▶ [THE DATA]:
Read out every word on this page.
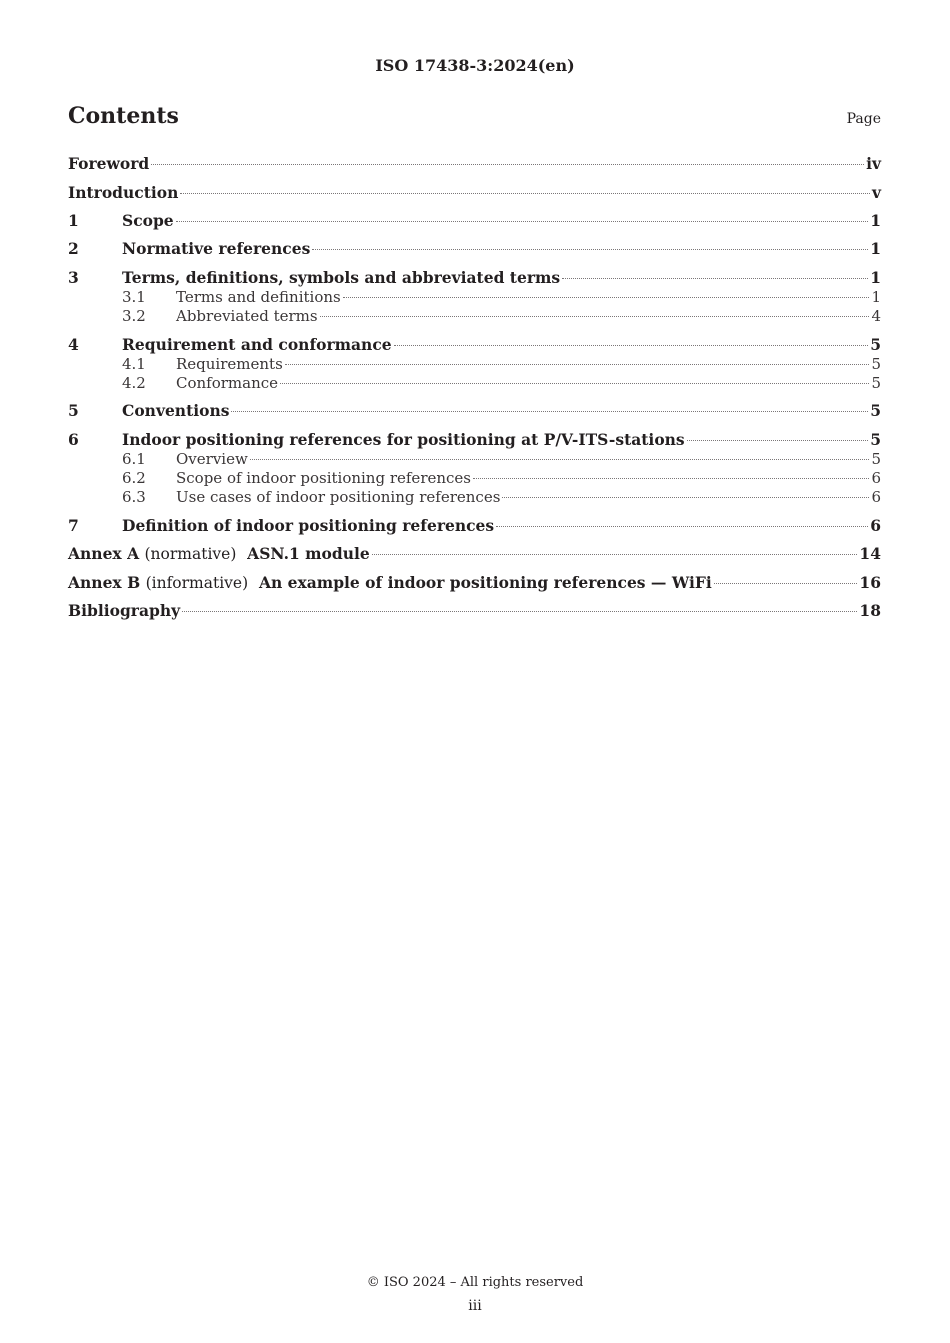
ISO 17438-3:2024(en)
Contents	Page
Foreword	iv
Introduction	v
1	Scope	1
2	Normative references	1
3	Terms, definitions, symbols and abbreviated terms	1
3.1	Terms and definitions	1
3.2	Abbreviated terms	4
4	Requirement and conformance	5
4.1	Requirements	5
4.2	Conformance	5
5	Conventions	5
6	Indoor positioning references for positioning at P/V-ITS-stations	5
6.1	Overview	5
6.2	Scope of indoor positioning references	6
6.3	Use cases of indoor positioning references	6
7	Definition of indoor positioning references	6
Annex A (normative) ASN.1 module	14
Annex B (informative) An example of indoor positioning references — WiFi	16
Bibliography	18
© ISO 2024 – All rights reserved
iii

▶ [EXERCISE INSTRUCTIONS]: Reproduce every record word for word. The copy must contain no pictures.

▶ [THE ANSWER]:
Read out every word on this page.
ISO 17438-3:2024(en)
Contents	Page
Foreword	iv
Introduction	v
1	Scope	1
2	Normative references	1
3	Terms, definitions, symbols and abbreviated terms	1
3.1	Terms and definitions	1
3.2	Abbreviated terms	4
4	Requirement and conformance	5
4.1	Requirements	5
4.2	Conformance	5
5	Conventions	5
6	Indoor positioning references for positioning at P/V-ITS-stations	5
6.1	Overview	5
6.2	Scope of indoor positioning references	6
6.3	Use cases of indoor positioning references	6
7	Definition of indoor positioning references	6
Annex A (normative) ASN.1 module	14
Annex B (informative) An example of indoor positioning references — WiFi	16
Bibliography	18
© ISO 2024 – All rights reserved
iii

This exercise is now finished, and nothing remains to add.